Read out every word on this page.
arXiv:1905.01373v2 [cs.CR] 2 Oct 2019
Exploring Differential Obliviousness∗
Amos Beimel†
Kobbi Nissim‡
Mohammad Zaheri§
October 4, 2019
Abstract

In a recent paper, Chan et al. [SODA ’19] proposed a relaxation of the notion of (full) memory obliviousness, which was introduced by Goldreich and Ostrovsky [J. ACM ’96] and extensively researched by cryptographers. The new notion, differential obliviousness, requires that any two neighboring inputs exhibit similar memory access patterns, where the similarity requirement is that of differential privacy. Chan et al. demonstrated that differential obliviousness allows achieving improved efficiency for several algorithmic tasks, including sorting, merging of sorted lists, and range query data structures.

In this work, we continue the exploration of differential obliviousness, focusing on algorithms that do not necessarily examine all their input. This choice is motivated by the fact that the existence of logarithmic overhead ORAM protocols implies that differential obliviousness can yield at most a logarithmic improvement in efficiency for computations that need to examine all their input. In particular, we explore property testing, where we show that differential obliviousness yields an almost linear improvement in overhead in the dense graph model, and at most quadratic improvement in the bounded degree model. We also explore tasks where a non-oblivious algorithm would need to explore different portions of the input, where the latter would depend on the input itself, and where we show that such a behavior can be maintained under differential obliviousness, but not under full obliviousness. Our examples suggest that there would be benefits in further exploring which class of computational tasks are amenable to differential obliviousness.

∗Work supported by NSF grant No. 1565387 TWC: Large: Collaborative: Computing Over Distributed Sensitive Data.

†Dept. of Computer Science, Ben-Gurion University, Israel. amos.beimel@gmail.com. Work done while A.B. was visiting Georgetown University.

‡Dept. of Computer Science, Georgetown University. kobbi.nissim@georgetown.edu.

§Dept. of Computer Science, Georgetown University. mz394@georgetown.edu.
-- -- --
● TASK REQUIREMENTS
Write out every entry again, keeping each line exactly the same.

● ANSWER IN FULL
Read out every word on this page.
arXiv:1905.01373v2 [cs.CR] 2 Oct 2019
Exploring Differential Obliviousness∗
Amos Beimel†
Kobbi Nissim‡
Mohammad Zaheri§
October 4, 2019
Abstract

In a recent paper, Chan et al. [SODA ’19] proposed a relaxation of the notion of (full) memory obliviousness, which was introduced by Goldreich and Ostrovsky [J. ACM ’96] and extensively researched by cryptographers. The new notion, differential obliviousness, requires that any two neighboring inputs exhibit similar memory access patterns, where the similarity requirement is that of differential privacy. Chan et al. demonstrated that differential obliviousness allows achieving improved efficiency for several algorithmic tasks, including sorting, merging of sorted lists, and range query data structures.

In this work, we continue the exploration of differential obliviousness, focusing on algorithms that do not necessarily examine all their input. This choice is motivated by the fact that the existence of logarithmic overhead ORAM protocols implies that differential obliviousness can yield at most a logarithmic improvement in efficiency for computations that need to examine all their input. In particular, we explore property testing, where we show that differential obliviousness yields an almost linear improvement in overhead in the dense graph model, and at most quadratic improvement in the bounded degree model. We also explore tasks where a non-oblivious algorithm would need to explore different portions of the input, where the latter would depend on the input itself, and where we show that such a behavior can be maintained under differential obliviousness, but not under full obliviousness. Our examples suggest that there would be benefits in further exploring which class of computational tasks are amenable to differential obliviousness.

∗Work supported by NSF grant No. 1565387 TWC: Large: Collaborative: Computing Over Distributed Sensitive Data.

†Dept. of Computer Science, Ben-Gurion University, Israel. amos.beimel@gmail.com. Work done while A.B. was visiting Georgetown University.

‡Dept. of Computer Science, Georgetown University. kobbi.nissim@georgetown.edu.

§Dept. of Computer Science, Georgetown University. mz394@georgetown.edu.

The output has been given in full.